=== Text ===
Re: [PATCH] Add the --submodule-summary option to the diff option family

Junio C Hamano <gitster@xxxxxxxxx> · Sun, 04 Oct 2009 15:19:25 -0700

Johannes Schindelin <johannes.schindelin@xxxxxx> writes:

> Now you can see the submodule summaries inlined in the diff, instead of
> not-quite-helpful SHA-1 pairs.

This looks useful, but I do not think this is --summary.  It is not part
of the "summary" output but is about making output for Submoodules more
verbose.  I'd suggest naming it --verbose-submodule or something.

> The format imitates what "git submodule summary" shows.

The output format needs to be described better here and also in
Documentation/diff-format.txt.

> To do that, <path>/.git/objects/ is added to the alternate object
> databases (if that directory exists).

Is it always true that <path>/.git is the GIT_DIR for that submodule?  Not
complaining but checking sanity.
=== Listed records ===
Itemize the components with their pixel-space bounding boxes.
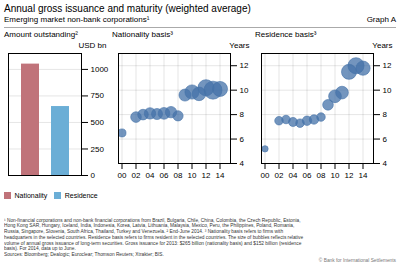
svg-text:4: 4 — [240, 159, 245, 168]
svg-text:00: 00 — [118, 171, 127, 179]
html-text:Sources: Bloomberg; Dealogic;: Sources: Bloomberg; Dealogic; Euroclear;… — [4, 252, 164, 258]
svg-text:12: 12 — [383, 61, 392, 70]
svg-text:04: 04 — [289, 171, 298, 179]
html-text:Residence: Residence — [64, 192, 98, 199]
svg-text:8: 8 — [383, 110, 388, 119]
svg-text:06: 06 — [160, 171, 169, 179]
html-text:Annual gross issuance and matu: Annual gross issuance and maturity (weig… — [4, 3, 251, 14]
html-text:Nationality: Nationality — [14, 192, 48, 199]
svg-text:10: 10 — [383, 86, 392, 95]
svg-text:6: 6 — [383, 135, 388, 144]
html-text:Nationality basis³: Nationality basis³ — [112, 30, 173, 39]
html-text:Russia, Singapore, Slovenia, S: Russia, Singapore, Slovenia, South Afric… — [4, 229, 284, 235]
svg-text:8: 8 — [240, 110, 245, 119]
svg-text:08: 08 — [174, 171, 183, 179]
svg-text:500: 500 — [91, 118, 105, 127]
svg-text:10: 10 — [240, 86, 249, 95]
html-text:Hong Kong SAR, Hungary, Icelan: Hong Kong SAR, Hungary, Iceland, India, … — [4, 223, 295, 229]
svg-text:00: 00 — [261, 171, 270, 179]
svg-text:04: 04 — [146, 171, 155, 179]
svg-text:06: 06 — [303, 171, 312, 179]
html-text:Emerging market non-bank corpo: Emerging market non-bank corporations¹ — [4, 15, 150, 24]
svg-text:4: 4 — [383, 159, 388, 168]
svg-text:1000: 1000 — [91, 65, 109, 74]
svg-text:Years: Years — [372, 41, 392, 50]
svg-text:12: 12 — [345, 171, 354, 179]
svg-text:250: 250 — [91, 145, 105, 154]
svg-text:14: 14 — [216, 171, 225, 179]
svg-text:750: 750 — [91, 91, 105, 100]
html-text:headquarters in the selected c: headquarters in the selected countries. … — [4, 234, 304, 240]
html-text:¹ Non-financial corporations a: ¹ Non-financial corporations and non-ban… — [4, 217, 301, 223]
html-text:volume of annual gross issuanc: volume of annual gross issuance of long-… — [4, 240, 302, 246]
html-text:© Bank for International Settl: © Bank for International Settlements — [318, 258, 396, 264]
svg-text:0: 0 — [91, 171, 96, 179]
html-text:Graph A: Graph A — [366, 15, 396, 24]
svg-text:12: 12 — [202, 171, 211, 179]
html-text:Amount outstanding²: Amount outstanding² — [4, 30, 78, 39]
svg-text:14: 14 — [359, 171, 368, 179]
svg-text:02: 02 — [132, 171, 141, 179]
svg-text:Years: Years — [229, 41, 249, 50]
svg-text:10: 10 — [188, 171, 197, 179]
svg-text:6: 6 — [240, 135, 245, 144]
svg-text:12: 12 — [240, 61, 249, 70]
svg-text:USD bn: USD bn — [78, 41, 106, 50]
svg-text:08: 08 — [317, 171, 326, 179]
html-text:Residence basis³: Residence basis³ — [255, 30, 317, 39]
svg-text:10: 10 — [331, 171, 340, 179]
svg-text:02: 02 — [275, 171, 284, 179]
html-text:basis). For 2014, data up to J: basis). For 2014, data up to June. — [4, 246, 76, 252]
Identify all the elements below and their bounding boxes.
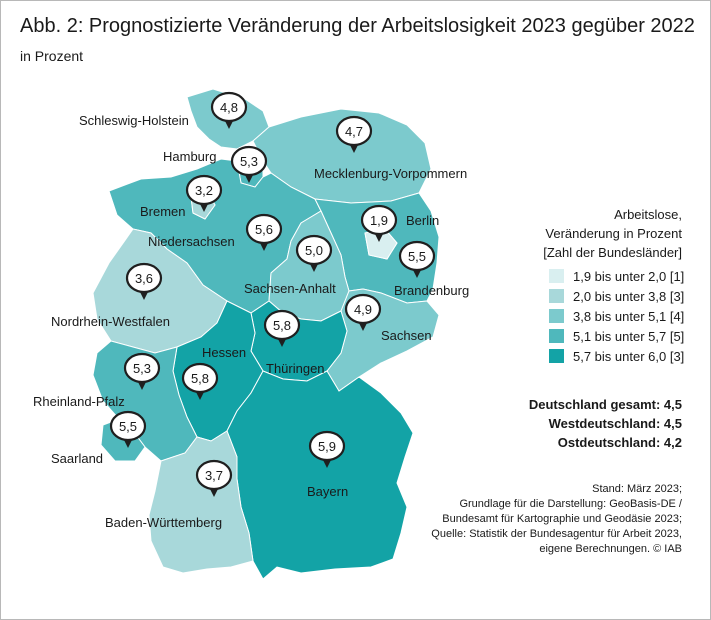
===
### Written tasks
• 1. Answer these questions about the email:
(a) What option name does the reply suggest in place of --summary?
(b) Besides the patch message, in which documentation file should the output format be described?
(c) What directory is added to the alternate object databases?
• 2. Copy the lines of the listing verbatim, from the line containing "svg-text:4: 4 — [240, 159, 245, 168]" up to and including the line containing "svg-text:500: 500 — [91, 118, 105, 127]".
The email and the listing were taken from separate sources.

### Answers provided
• 1.
(a) --verbose-submodule
(b) Documentation/diff-format.txt
(c) <path>/.git/objects/, if that directory exists

• 2.
svg-text:4: 4 — [240, 159, 245, 168]
svg-text:00: 00 — [118, 171, 127, 179]
html-text:Sources: Bloomberg; Dealogic;: Sources: Bloomberg; Dealogic; Euroclear;… — [4, 252, 164, 258]
svg-text:12: 12 — [383, 61, 392, 70]
svg-text:04: 04 — [289, 171, 298, 179]
html-text:Residence: Residence — [64, 192, 98, 199]
svg-text:8: 8 — [383, 110, 388, 119]
svg-text:06: 06 — [160, 171, 169, 179]
html-text:Annual gross issuance and matu: Annual gross issuance and maturity (weig… — [4, 3, 251, 14]
html-text:Nationality: Nationality — [14, 192, 48, 199]
svg-text:10: 10 — [383, 86, 392, 95]
svg-text:6: 6 — [383, 135, 388, 144]
html-text:Nationality basis³: Nationality basis³ — [112, 30, 173, 39]
html-text:Russia, Singapore, Slovenia, S: Russia, Singapore, Slovenia, South Afric… — [4, 229, 284, 235]
svg-text:8: 8 — [240, 110, 245, 119]
svg-text:08: 08 — [174, 171, 183, 179]
svg-text:500: 500 — [91, 118, 105, 127]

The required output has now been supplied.